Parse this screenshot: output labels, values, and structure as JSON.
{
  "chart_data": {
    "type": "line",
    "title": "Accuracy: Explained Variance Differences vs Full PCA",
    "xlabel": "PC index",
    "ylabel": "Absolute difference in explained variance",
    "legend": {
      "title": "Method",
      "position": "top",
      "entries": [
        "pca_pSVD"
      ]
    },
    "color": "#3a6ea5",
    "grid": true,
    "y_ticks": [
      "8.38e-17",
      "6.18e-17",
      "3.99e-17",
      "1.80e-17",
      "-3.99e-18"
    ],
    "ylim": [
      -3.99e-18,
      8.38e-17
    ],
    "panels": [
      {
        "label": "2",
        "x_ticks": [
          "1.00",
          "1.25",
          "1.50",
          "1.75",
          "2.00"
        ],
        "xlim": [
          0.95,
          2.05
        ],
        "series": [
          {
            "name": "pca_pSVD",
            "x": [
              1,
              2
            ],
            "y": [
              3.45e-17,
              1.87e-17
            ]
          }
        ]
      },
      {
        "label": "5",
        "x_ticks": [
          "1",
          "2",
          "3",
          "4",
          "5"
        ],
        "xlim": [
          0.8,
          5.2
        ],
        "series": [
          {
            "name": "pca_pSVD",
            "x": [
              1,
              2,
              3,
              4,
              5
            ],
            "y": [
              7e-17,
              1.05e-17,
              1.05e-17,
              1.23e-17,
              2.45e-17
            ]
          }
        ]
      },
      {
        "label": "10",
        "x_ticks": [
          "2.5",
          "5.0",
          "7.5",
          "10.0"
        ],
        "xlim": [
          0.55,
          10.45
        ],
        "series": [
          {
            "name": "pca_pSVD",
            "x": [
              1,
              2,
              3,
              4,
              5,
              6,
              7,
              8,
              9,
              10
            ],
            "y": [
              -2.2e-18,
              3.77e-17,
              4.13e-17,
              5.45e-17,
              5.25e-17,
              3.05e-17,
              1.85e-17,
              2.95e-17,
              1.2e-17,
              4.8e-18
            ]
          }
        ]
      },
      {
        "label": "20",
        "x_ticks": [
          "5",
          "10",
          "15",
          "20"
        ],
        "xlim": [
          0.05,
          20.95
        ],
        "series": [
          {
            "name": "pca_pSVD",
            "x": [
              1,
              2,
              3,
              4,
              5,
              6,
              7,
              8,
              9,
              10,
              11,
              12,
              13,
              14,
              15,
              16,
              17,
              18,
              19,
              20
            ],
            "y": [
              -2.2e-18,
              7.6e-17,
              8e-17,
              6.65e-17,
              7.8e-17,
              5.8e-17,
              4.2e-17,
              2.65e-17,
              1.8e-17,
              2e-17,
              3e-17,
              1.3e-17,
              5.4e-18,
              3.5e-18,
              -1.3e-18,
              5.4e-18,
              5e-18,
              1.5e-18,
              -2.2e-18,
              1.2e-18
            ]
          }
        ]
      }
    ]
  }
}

# # # #

Aim:
Reproduce each entry word for word.

Output:
Parse this screenshot: output labels, values, and structure as JSON.
{
  "chart_data": {
    "type": "line",
    "title": "Accuracy: Explained Variance Differences vs Full PCA",
    "xlabel": "PC index",
    "ylabel": "Absolute difference in explained variance",
    "legend": {
      "title": "Method",
      "position": "top",
      "entries": [
        "pca_pSVD"
      ]
    },
    "color": "#3a6ea5",
    "grid": true,
    "y_ticks": [
      "8.38e-17",
      "6.18e-17",
      "3.99e-17",
      "1.80e-17",
      "-3.99e-18"
    ],
    "ylim": [
      -3.99e-18,
      8.38e-17
    ],
    "panels": [
      {
        "label": "2",
        "x_ticks": [
          "1.00",
          "1.25",
          "1.50",
          "1.75",
          "2.00"
        ],
        "xlim": [
          0.95,
          2.05
        ],
        "series": [
          {
            "name": "pca_pSVD",
            "x": [
              1,
              2
            ],
            "y": [
              3.45e-17,
              1.87e-17
            ]
          }
        ]
      },
      {
        "label": "5",
        "x_ticks": [
          "1",
          "2",
          "3",
          "4",
          "5"
        ],
        "xlim": [
          0.8,
          5.2
        ],
        "series": [
          {
            "name": "pca_pSVD",
            "x": [
              1,
              2,
              3,
              4,
              5
            ],
            "y": [
              7e-17,
              1.05e-17,
              1.05e-17,
              1.23e-17,
              2.45e-17
            ]
          }
        ]
      },
      {
        "label": "10",
        "x_ticks": [
          "2.5",
          "5.0",
          "7.5",
          "10.0"
        ],
        "xlim": [
          0.55,
          10.45
        ],
        "series": [
          {
            "name": "pca_pSVD",
            "x": [
              1,
              2,
              3,
              4,
              5,
              6,
              7,
              8,
              9,
              10
            ],
            "y": [
              -2.2e-18,
              3.77e-17,
              4.13e-17,
              5.45e-17,
              5.25e-17,
              3.05e-17,
              1.85e-17,
              2.95e-17,
              1.2e-17,
              4.8e-18
            ]
          }
        ]
      },
      {
        "label": "20",
        "x_ticks": [
          "5",
          "10",
          "15",
          "20"
        ],
        "xlim": [
          0.05,
          20.95
        ],
        "series": [
          {
            "name": "pca_pSVD",
            "x": [
              1,
              2,
              3,
              4,
              5,
              6,
              7,
              8,
              9,
              10,
              11,
              12,
              13,
              14,
              15,
              16,
              17,
              18,
              19,
              20
            ],
            "y": [
              -2.2e-18,
              7.6e-17,
              8e-17,
              6.65e-17,
              7.8e-17,
              5.8e-17,
              4.2e-17,
              2.65e-17,
              1.8e-17,
              2e-17,
              3e-17,
              1.3e-17,
              5.4e-18,
              3.5e-18,
              -1.3e-18,
              5.4e-18,
              5e-18,
              1.5e-18,
              -2.2e-18,
              1.2e-18
            ]
          }
        ]
      }
    ]
  }
}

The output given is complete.